--- REQUEST ---
Images are not part of the copy; write out the rest of the data exactly as given.

--- RAW RECORDS ---
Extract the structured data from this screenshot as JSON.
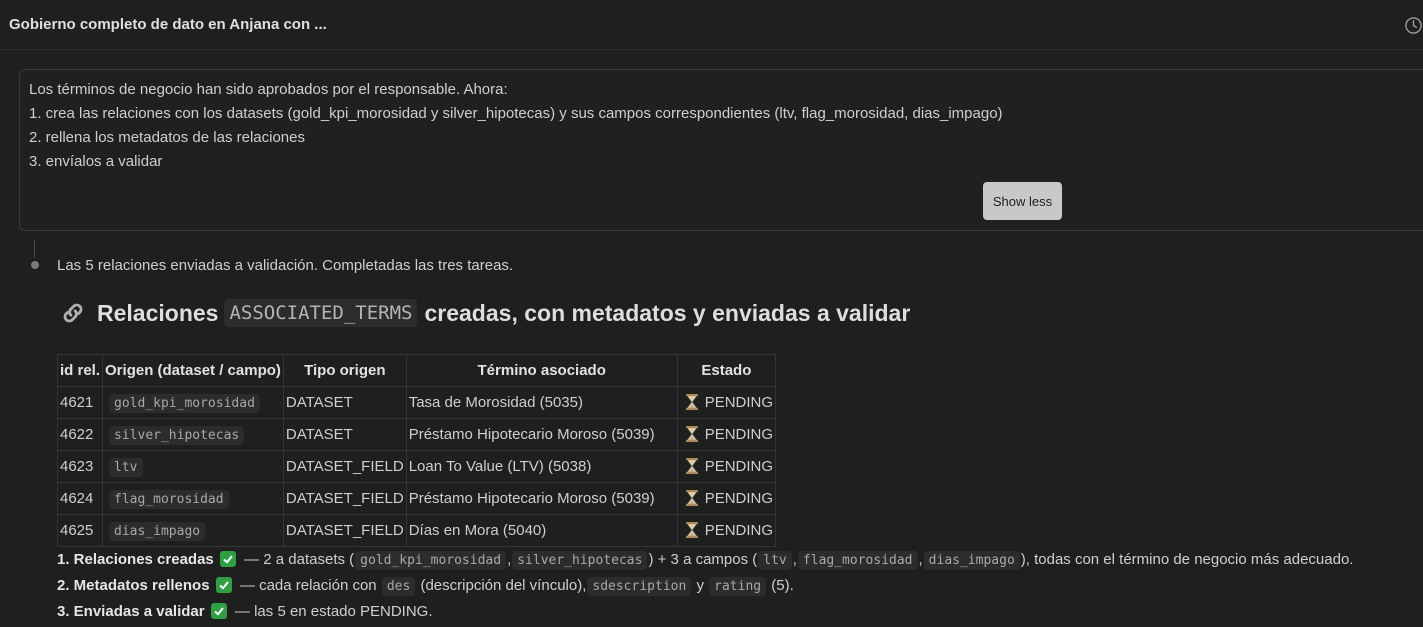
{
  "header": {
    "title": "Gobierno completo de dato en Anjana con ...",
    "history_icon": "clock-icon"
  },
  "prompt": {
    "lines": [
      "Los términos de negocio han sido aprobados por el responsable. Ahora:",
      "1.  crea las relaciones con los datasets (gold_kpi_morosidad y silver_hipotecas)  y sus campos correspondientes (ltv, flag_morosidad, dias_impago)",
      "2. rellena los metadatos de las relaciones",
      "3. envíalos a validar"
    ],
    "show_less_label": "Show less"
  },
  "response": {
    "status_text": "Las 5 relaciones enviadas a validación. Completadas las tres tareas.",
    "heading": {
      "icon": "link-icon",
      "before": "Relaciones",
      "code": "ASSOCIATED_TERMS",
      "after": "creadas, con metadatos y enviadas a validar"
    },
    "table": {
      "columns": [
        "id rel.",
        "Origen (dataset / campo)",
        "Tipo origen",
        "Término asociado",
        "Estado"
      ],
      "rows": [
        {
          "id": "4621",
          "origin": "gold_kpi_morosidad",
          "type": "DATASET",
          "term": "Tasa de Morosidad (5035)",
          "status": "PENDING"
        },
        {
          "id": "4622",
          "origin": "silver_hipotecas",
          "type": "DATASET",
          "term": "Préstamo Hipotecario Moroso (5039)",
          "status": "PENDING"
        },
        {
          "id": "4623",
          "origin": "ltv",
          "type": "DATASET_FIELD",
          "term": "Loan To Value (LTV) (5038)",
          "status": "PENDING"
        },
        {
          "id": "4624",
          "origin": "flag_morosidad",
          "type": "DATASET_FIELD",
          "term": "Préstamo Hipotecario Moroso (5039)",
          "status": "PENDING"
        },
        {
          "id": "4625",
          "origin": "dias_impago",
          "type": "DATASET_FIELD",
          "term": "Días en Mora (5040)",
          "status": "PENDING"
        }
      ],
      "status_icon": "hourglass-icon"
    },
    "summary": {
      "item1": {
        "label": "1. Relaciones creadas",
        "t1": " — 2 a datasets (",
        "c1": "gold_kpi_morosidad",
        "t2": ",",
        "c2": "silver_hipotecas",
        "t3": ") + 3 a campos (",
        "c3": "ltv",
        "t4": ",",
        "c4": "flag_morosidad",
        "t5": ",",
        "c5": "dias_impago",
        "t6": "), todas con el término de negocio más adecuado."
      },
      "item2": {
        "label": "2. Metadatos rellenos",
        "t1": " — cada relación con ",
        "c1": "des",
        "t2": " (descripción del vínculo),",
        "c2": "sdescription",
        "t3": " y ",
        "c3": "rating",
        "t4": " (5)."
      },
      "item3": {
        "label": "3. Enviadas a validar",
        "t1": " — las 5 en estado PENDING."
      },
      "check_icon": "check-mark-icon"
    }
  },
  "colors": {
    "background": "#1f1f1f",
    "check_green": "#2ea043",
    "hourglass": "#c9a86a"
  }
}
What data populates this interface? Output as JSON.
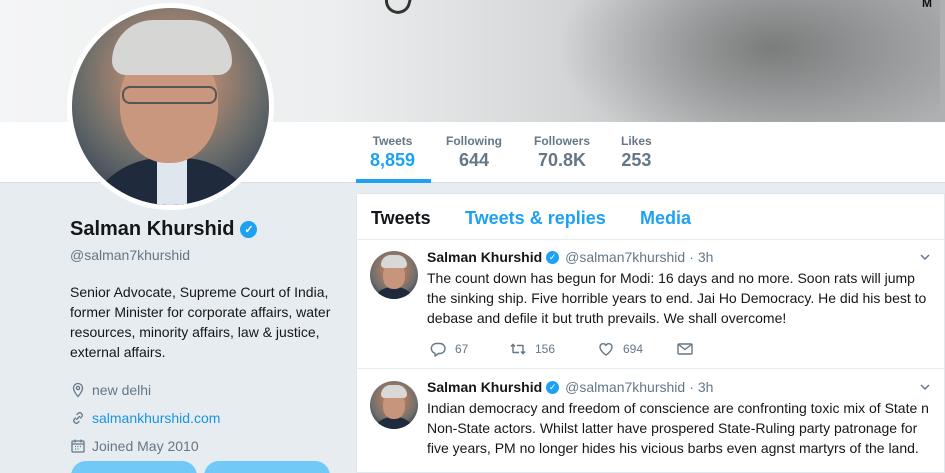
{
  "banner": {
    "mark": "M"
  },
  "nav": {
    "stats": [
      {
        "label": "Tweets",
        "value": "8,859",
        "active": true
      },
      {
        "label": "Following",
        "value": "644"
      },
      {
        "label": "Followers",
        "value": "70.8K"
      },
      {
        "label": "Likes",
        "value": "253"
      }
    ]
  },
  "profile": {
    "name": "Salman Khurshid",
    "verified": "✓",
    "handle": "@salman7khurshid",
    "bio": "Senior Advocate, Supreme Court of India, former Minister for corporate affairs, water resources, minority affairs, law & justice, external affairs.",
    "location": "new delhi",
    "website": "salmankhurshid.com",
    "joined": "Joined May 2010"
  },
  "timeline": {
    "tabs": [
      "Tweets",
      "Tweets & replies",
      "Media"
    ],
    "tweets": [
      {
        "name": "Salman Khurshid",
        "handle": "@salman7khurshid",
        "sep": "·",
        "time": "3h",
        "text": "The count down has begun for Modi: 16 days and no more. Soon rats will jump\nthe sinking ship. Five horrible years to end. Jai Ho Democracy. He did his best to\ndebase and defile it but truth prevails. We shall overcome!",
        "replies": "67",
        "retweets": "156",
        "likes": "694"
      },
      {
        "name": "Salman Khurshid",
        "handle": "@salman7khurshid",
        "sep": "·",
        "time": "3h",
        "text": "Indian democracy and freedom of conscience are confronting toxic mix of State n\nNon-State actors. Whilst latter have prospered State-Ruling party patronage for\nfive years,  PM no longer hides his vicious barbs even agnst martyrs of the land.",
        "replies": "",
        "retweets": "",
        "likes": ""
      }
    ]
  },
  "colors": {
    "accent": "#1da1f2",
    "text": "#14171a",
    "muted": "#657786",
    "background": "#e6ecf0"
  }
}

--- WRITTEN RESPONSE ---
Extract the structured data from this screenshot as JSON.
{
  "header": {
    "title": "Gobierno completo de dato en Anjana con ...",
    "history_icon": "clock-icon"
  },
  "prompt": {
    "lines": [
      "Los términos de negocio han sido aprobados por el responsable. Ahora:",
      "1.  crea las relaciones con los datasets (gold_kpi_morosidad y silver_hipotecas)  y sus campos correspondientes (ltv, flag_morosidad, dias_impago)",
      "2. rellena los metadatos de las relaciones",
      "3. envíalos a validar"
    ],
    "show_less_label": "Show less"
  },
  "response": {
    "status_text": "Las 5 relaciones enviadas a validación. Completadas las tres tareas.",
    "heading": {
      "icon": "link-icon",
      "before": "Relaciones",
      "code": "ASSOCIATED_TERMS",
      "after": "creadas, con metadatos y enviadas a validar"
    },
    "table": {
      "columns": [
        "id rel.",
        "Origen (dataset / campo)",
        "Tipo origen",
        "Término asociado",
        "Estado"
      ],
      "rows": [
        {
          "id": "4621",
          "origin": "gold_kpi_morosidad",
          "type": "DATASET",
          "term": "Tasa de Morosidad (5035)",
          "status": "PENDING"
        },
        {
          "id": "4622",
          "origin": "silver_hipotecas",
          "type": "DATASET",
          "term": "Préstamo Hipotecario Moroso (5039)",
          "status": "PENDING"
        },
        {
          "id": "4623",
          "origin": "ltv",
          "type": "DATASET_FIELD",
          "term": "Loan To Value (LTV) (5038)",
          "status": "PENDING"
        },
        {
          "id": "4624",
          "origin": "flag_morosidad",
          "type": "DATASET_FIELD",
          "term": "Préstamo Hipotecario Moroso (5039)",
          "status": "PENDING"
        },
        {
          "id": "4625",
          "origin": "dias_impago",
          "type": "DATASET_FIELD",
          "term": "Días en Mora (5040)",
          "status": "PENDING"
        }
      ],
      "status_icon": "hourglass-icon"
    },
    "summary": {
      "item1": {
        "label": "1. Relaciones creadas",
        "t1": " — 2 a datasets (",
        "c1": "gold_kpi_morosidad",
        "t2": ",",
        "c2": "silver_hipotecas",
        "t3": ") + 3 a campos (",
        "c3": "ltv",
        "t4": ",",
        "c4": "flag_morosidad",
        "t5": ",",
        "c5": "dias_impago",
        "t6": "), todas con el término de negocio más adecuado."
      },
      "item2": {
        "label": "2. Metadatos rellenos",
        "t1": " — cada relación con ",
        "c1": "des",
        "t2": " (descripción del vínculo),",
        "c2": "sdescription",
        "t3": " y ",
        "c3": "rating",
        "t4": " (5)."
      },
      "item3": {
        "label": "3. Enviadas a validar",
        "t1": " — las 5 en estado PENDING."
      },
      "check_icon": "check-mark-icon"
    }
  },
  "colors": {
    "background": "#1f1f1f",
    "check_green": "#2ea043",
    "hourglass": "#c9a86a"
  }
}
What data populates this interface? Output as JSON.
{
  "banner": {
    "mark": "M"
  },
  "nav": {
    "stats": [
      {
        "label": "Tweets",
        "value": "8,859",
        "active": true
      },
      {
        "label": "Following",
        "value": "644"
      },
      {
        "label": "Followers",
        "value": "70.8K"
      },
      {
        "label": "Likes",
        "value": "253"
      }
    ]
  },
  "profile": {
    "name": "Salman Khurshid",
    "verified": "✓",
    "handle": "@salman7khurshid",
    "bio": "Senior Advocate, Supreme Court of India, former Minister for corporate affairs, water resources, minority affairs, law & justice, external affairs.",
    "location": "new delhi",
    "website": "salmankhurshid.com",
    "joined": "Joined May 2010"
  },
  "timeline": {
    "tabs": [
      "Tweets",
      "Tweets & replies",
      "Media"
    ],
    "tweets": [
      {
        "name": "Salman Khurshid",
        "handle": "@salman7khurshid",
        "sep": "·",
        "time": "3h",
        "text": "The count down has begun for Modi: 16 days and no more. Soon rats will jump\nthe sinking ship. Five horrible years to end. Jai Ho Democracy. He did his best to\ndebase and defile it but truth prevails. We shall overcome!",
        "replies": "67",
        "retweets": "156",
        "likes": "694"
      },
      {
        "name": "Salman Khurshid",
        "handle": "@salman7khurshid",
        "sep": "·",
        "time": "3h",
        "text": "Indian democracy and freedom of conscience are confronting toxic mix of State n\nNon-State actors. Whilst latter have prospered State-Ruling party patronage for\nfive years,  PM no longer hides his vicious barbs even agnst martyrs of the land.",
        "replies": "",
        "retweets": "",
        "likes": ""
      }
    ]
  },
  "colors": {
    "accent": "#1da1f2",
    "text": "#14171a",
    "muted": "#657786",
    "background": "#e6ecf0"
  }
}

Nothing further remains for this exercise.